_DIRECTIONS FOR THIS TASK_
Would you output the whole listing below, exactly as it reads?

_DATA TO USE_
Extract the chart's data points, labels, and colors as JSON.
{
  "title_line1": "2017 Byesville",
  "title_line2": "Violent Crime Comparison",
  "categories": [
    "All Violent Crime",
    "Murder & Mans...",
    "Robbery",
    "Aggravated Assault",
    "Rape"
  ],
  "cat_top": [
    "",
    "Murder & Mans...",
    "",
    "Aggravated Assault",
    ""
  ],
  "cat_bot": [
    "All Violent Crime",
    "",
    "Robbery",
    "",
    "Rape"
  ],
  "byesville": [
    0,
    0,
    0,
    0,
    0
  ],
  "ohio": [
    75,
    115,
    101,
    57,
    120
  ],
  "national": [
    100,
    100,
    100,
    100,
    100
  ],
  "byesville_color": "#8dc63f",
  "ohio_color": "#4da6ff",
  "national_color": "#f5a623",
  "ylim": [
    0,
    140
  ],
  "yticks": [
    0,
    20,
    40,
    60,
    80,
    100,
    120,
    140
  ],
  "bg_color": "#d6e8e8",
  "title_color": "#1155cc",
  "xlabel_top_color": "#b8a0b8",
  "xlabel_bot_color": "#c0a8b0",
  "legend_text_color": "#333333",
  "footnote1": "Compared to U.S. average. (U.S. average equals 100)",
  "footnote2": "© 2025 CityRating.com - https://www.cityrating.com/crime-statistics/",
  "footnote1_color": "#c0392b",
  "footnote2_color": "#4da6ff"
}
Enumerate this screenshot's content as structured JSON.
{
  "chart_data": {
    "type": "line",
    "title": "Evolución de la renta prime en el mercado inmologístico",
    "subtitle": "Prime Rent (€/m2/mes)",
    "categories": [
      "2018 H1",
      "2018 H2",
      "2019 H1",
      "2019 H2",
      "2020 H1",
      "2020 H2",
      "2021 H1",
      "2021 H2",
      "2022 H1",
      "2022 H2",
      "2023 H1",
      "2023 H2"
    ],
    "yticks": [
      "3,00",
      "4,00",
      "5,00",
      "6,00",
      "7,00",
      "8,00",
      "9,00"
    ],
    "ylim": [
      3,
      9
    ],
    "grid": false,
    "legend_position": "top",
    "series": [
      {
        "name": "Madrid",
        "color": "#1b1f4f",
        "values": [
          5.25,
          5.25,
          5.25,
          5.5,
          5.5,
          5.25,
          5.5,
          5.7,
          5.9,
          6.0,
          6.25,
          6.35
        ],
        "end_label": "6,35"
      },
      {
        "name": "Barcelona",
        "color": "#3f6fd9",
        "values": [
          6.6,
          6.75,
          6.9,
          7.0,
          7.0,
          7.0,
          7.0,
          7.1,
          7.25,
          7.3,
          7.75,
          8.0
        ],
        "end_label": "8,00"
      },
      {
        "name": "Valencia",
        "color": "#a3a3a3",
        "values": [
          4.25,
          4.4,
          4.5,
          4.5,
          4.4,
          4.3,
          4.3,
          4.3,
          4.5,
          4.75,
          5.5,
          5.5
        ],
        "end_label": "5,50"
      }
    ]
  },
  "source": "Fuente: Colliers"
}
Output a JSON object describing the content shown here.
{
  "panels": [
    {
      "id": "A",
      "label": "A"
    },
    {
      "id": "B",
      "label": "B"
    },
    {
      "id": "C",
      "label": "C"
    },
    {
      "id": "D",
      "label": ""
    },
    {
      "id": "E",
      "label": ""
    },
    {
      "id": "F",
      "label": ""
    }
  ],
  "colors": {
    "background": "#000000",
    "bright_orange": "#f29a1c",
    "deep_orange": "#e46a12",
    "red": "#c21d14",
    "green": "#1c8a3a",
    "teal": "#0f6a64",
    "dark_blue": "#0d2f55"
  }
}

_WRITTEN RESPONSE_
Extract the chart's data points, labels, and colors as JSON.
{
  "title_line1": "2017 Byesville",
  "title_line2": "Violent Crime Comparison",
  "categories": [
    "All Violent Crime",
    "Murder & Mans...",
    "Robbery",
    "Aggravated Assault",
    "Rape"
  ],
  "cat_top": [
    "",
    "Murder & Mans...",
    "",
    "Aggravated Assault",
    ""
  ],
  "cat_bot": [
    "All Violent Crime",
    "",
    "Robbery",
    "",
    "Rape"
  ],
  "byesville": [
    0,
    0,
    0,
    0,
    0
  ],
  "ohio": [
    75,
    115,
    101,
    57,
    120
  ],
  "national": [
    100,
    100,
    100,
    100,
    100
  ],
  "byesville_color": "#8dc63f",
  "ohio_color": "#4da6ff",
  "national_color": "#f5a623",
  "ylim": [
    0,
    140
  ],
  "yticks": [
    0,
    20,
    40,
    60,
    80,
    100,
    120,
    140
  ],
  "bg_color": "#d6e8e8",
  "title_color": "#1155cc",
  "xlabel_top_color": "#b8a0b8",
  "xlabel_bot_color": "#c0a8b0",
  "legend_text_color": "#333333",
  "footnote1": "Compared to U.S. average. (U.S. average equals 100)",
  "footnote2": "© 2025 CityRating.com - https://www.cityrating.com/crime-statistics/",
  "footnote1_color": "#c0392b",
  "footnote2_color": "#4da6ff"
}
Enumerate this screenshot's content as structured JSON.
{
  "chart_data": {
    "type": "line",
    "title": "Evolución de la renta prime en el mercado inmologístico",
    "subtitle": "Prime Rent (€/m2/mes)",
    "categories": [
      "2018 H1",
      "2018 H2",
      "2019 H1",
      "2019 H2",
      "2020 H1",
      "2020 H2",
      "2021 H1",
      "2021 H2",
      "2022 H1",
      "2022 H2",
      "2023 H1",
      "2023 H2"
    ],
    "yticks": [
      "3,00",
      "4,00",
      "5,00",
      "6,00",
      "7,00",
      "8,00",
      "9,00"
    ],
    "ylim": [
      3,
      9
    ],
    "grid": false,
    "legend_position": "top",
    "series": [
      {
        "name": "Madrid",
        "color": "#1b1f4f",
        "values": [
          5.25,
          5.25,
          5.25,
          5.5,
          5.5,
          5.25,
          5.5,
          5.7,
          5.9,
          6.0,
          6.25,
          6.35
        ],
        "end_label": "6,35"
      },
      {
        "name": "Barcelona",
        "color": "#3f6fd9",
        "values": [
          6.6,
          6.75,
          6.9,
          7.0,
          7.0,
          7.0,
          7.0,
          7.1,
          7.25,
          7.3,
          7.75,
          8.0
        ],
        "end_label": "8,00"
      },
      {
        "name": "Valencia",
        "color": "#a3a3a3",
        "values": [
          4.25,
          4.4,
          4.5,
          4.5,
          4.4,
          4.3,
          4.3,
          4.3,
          4.5,
          4.75,
          5.5,
          5.5
        ],
        "end_label": "5,50"
      }
    ]
  },
  "source": "Fuente: Colliers"
}
Output a JSON object describing the content shown here.
{
  "panels": [
    {
      "id": "A",
      "label": "A"
    },
    {
      "id": "B",
      "label": "B"
    },
    {
      "id": "C",
      "label": "C"
    },
    {
      "id": "D",
      "label": ""
    },
    {
      "id": "E",
      "label": ""
    },
    {
      "id": "F",
      "label": ""
    }
  ],
  "colors": {
    "background": "#000000",
    "bright_orange": "#f29a1c",
    "deep_orange": "#e46a12",
    "red": "#c21d14",
    "green": "#1c8a3a",
    "teal": "#0f6a64",
    "dark_blue": "#0d2f55"
  }
}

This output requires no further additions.